Dataset items
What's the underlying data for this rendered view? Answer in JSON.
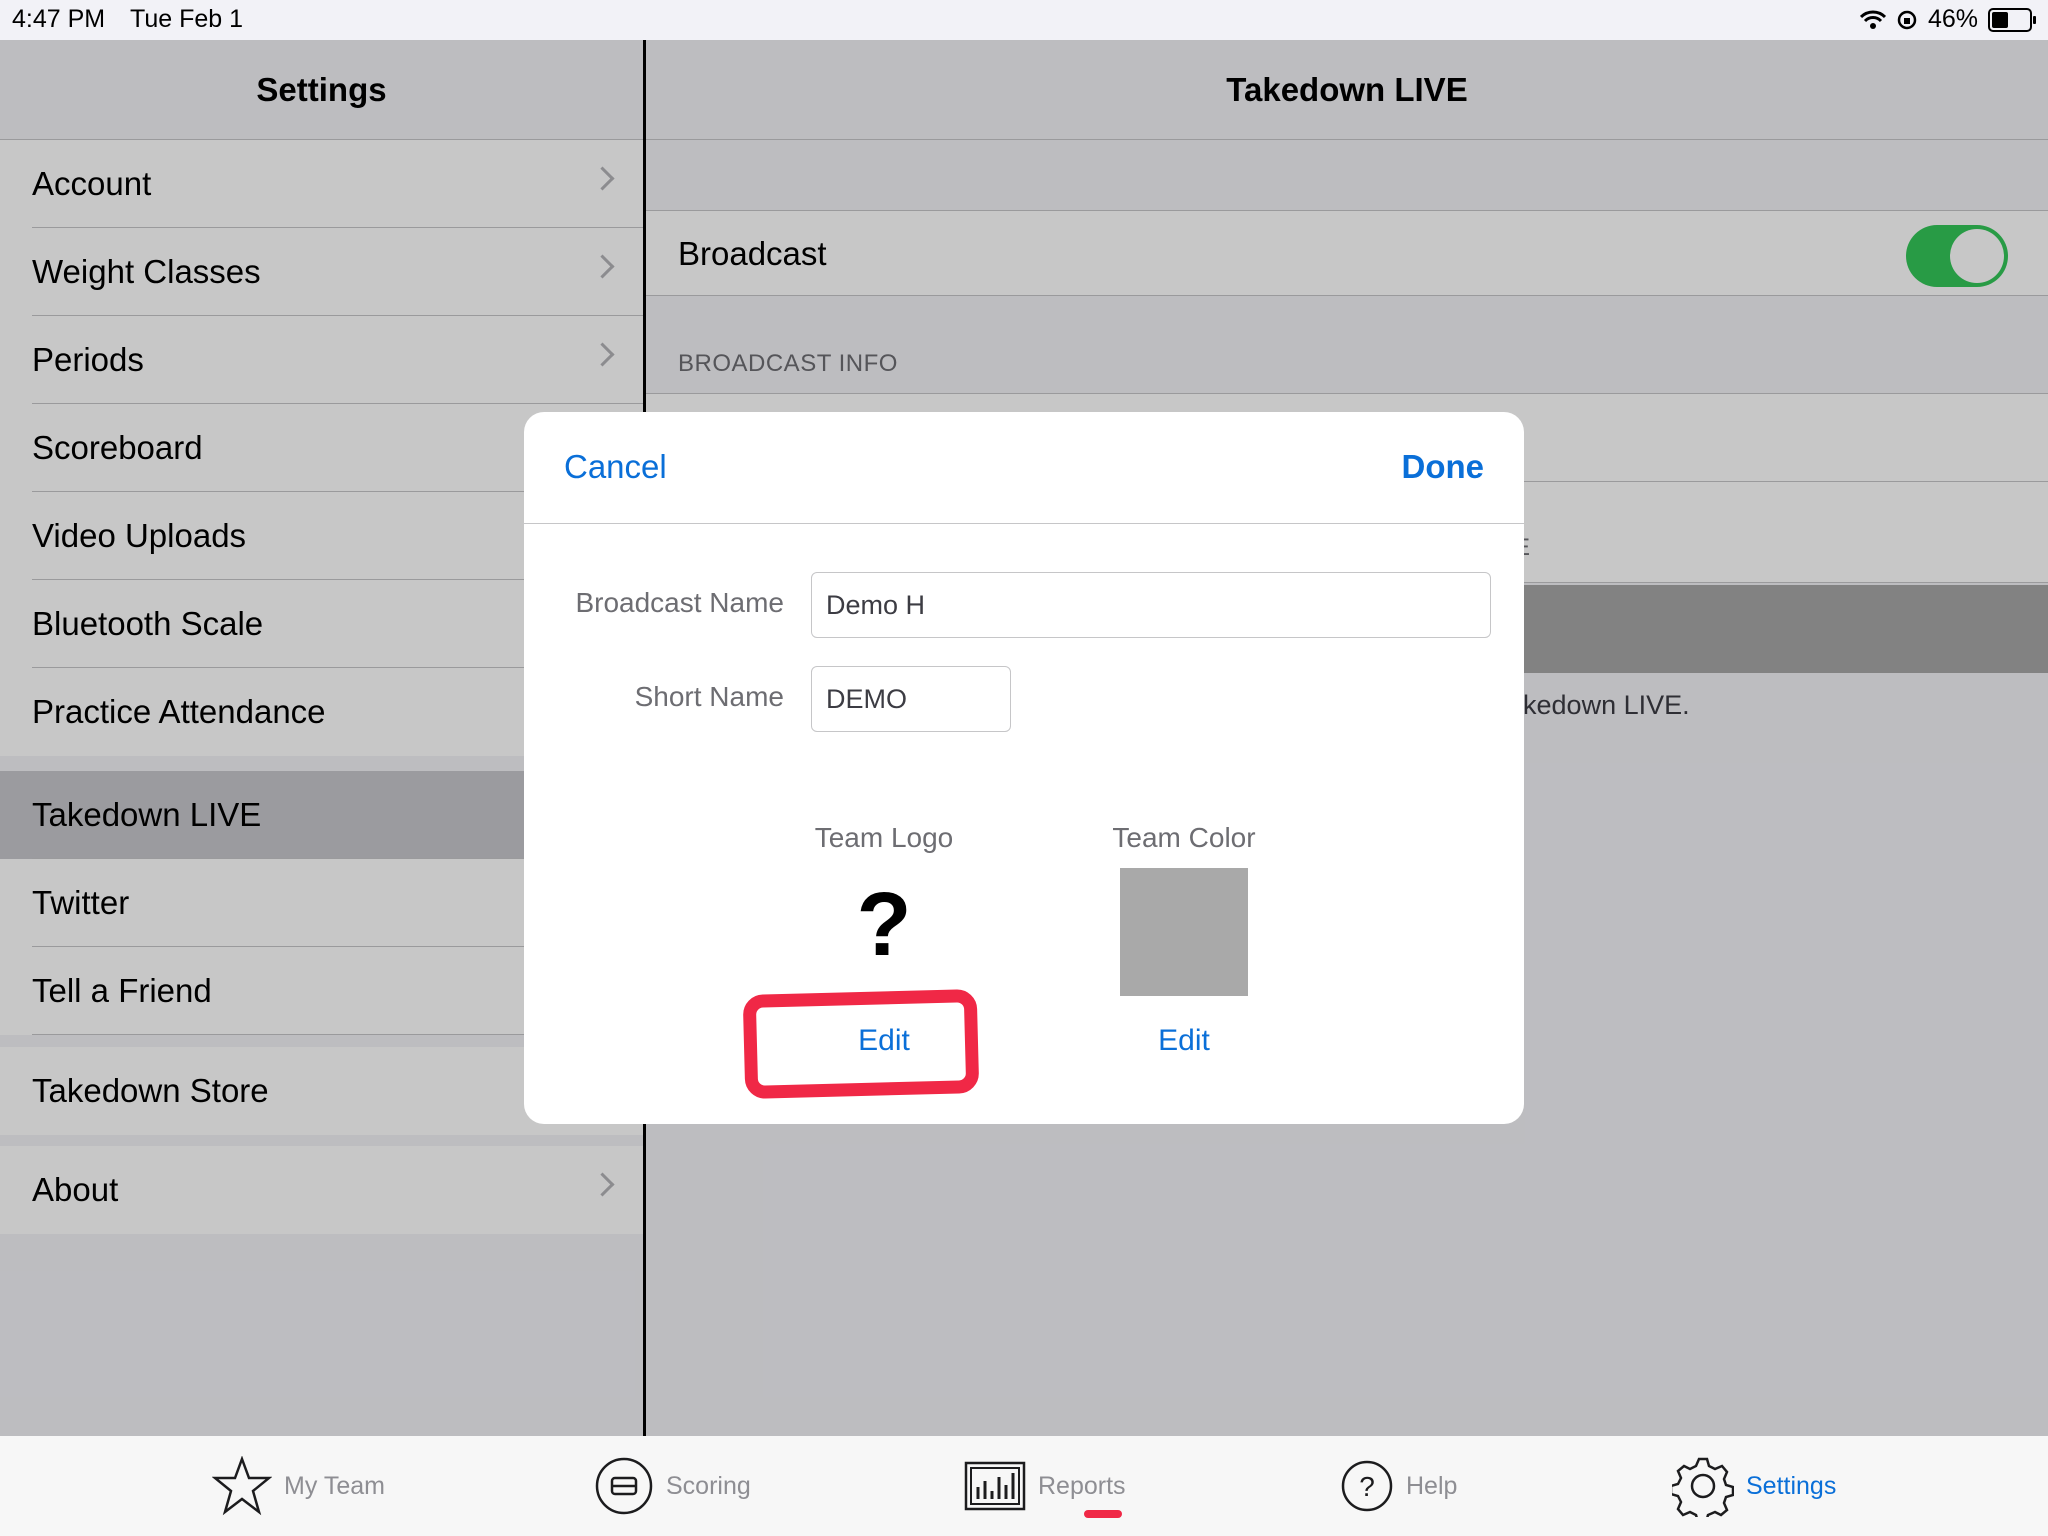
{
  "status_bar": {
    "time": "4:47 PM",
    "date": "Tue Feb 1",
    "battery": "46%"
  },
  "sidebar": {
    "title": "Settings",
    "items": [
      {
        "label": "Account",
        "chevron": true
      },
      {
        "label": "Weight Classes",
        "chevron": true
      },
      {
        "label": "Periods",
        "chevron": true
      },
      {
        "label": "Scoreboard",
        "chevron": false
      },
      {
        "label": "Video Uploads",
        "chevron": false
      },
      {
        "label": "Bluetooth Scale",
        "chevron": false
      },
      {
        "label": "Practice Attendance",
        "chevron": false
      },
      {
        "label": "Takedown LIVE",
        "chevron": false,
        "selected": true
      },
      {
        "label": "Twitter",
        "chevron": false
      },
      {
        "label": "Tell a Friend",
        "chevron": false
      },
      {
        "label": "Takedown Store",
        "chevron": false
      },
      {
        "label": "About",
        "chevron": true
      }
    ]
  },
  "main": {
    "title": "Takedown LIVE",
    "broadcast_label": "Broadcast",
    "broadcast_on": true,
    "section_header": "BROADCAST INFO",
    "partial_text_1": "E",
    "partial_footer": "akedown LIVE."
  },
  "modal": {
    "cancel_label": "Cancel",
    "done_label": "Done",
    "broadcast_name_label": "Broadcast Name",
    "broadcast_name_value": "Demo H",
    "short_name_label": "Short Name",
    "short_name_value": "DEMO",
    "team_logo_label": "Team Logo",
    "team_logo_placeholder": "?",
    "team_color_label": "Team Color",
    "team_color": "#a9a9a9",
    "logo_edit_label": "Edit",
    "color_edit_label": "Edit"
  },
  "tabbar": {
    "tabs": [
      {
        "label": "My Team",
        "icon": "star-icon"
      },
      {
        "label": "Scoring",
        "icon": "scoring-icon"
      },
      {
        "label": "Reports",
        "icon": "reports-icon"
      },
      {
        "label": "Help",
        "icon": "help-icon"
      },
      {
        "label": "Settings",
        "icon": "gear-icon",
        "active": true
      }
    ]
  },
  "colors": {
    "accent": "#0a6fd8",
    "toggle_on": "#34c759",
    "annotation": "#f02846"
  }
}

Problem details — Repeat each line of the records above exactly, but do not copy the pictures.

Exercise output —
What's the underlying data for this rendered view? Answer in JSON.
{
  "status_bar": {
    "time": "4:47 PM",
    "date": "Tue Feb 1",
    "battery": "46%"
  },
  "sidebar": {
    "title": "Settings",
    "items": [
      {
        "label": "Account",
        "chevron": true
      },
      {
        "label": "Weight Classes",
        "chevron": true
      },
      {
        "label": "Periods",
        "chevron": true
      },
      {
        "label": "Scoreboard",
        "chevron": false
      },
      {
        "label": "Video Uploads",
        "chevron": false
      },
      {
        "label": "Bluetooth Scale",
        "chevron": false
      },
      {
        "label": "Practice Attendance",
        "chevron": false
      },
      {
        "label": "Takedown LIVE",
        "chevron": false,
        "selected": true
      },
      {
        "label": "Twitter",
        "chevron": false
      },
      {
        "label": "Tell a Friend",
        "chevron": false
      },
      {
        "label": "Takedown Store",
        "chevron": false
      },
      {
        "label": "About",
        "chevron": true
      }
    ]
  },
  "main": {
    "title": "Takedown LIVE",
    "broadcast_label": "Broadcast",
    "broadcast_on": true,
    "section_header": "BROADCAST INFO",
    "partial_text_1": "E",
    "partial_footer": "akedown LIVE."
  },
  "modal": {
    "cancel_label": "Cancel",
    "done_label": "Done",
    "broadcast_name_label": "Broadcast Name",
    "broadcast_name_value": "Demo H",
    "short_name_label": "Short Name",
    "short_name_value": "DEMO",
    "team_logo_label": "Team Logo",
    "team_logo_placeholder": "?",
    "team_color_label": "Team Color",
    "team_color": "#a9a9a9",
    "logo_edit_label": "Edit",
    "color_edit_label": "Edit"
  },
  "tabbar": {
    "tabs": [
      {
        "label": "My Team",
        "icon": "star-icon"
      },
      {
        "label": "Scoring",
        "icon": "scoring-icon"
      },
      {
        "label": "Reports",
        "icon": "reports-icon"
      },
      {
        "label": "Help",
        "icon": "help-icon"
      },
      {
        "label": "Settings",
        "icon": "gear-icon",
        "active": true
      }
    ]
  },
  "colors": {
    "accent": "#0a6fd8",
    "toggle_on": "#34c759",
    "annotation": "#f02846"
  }
}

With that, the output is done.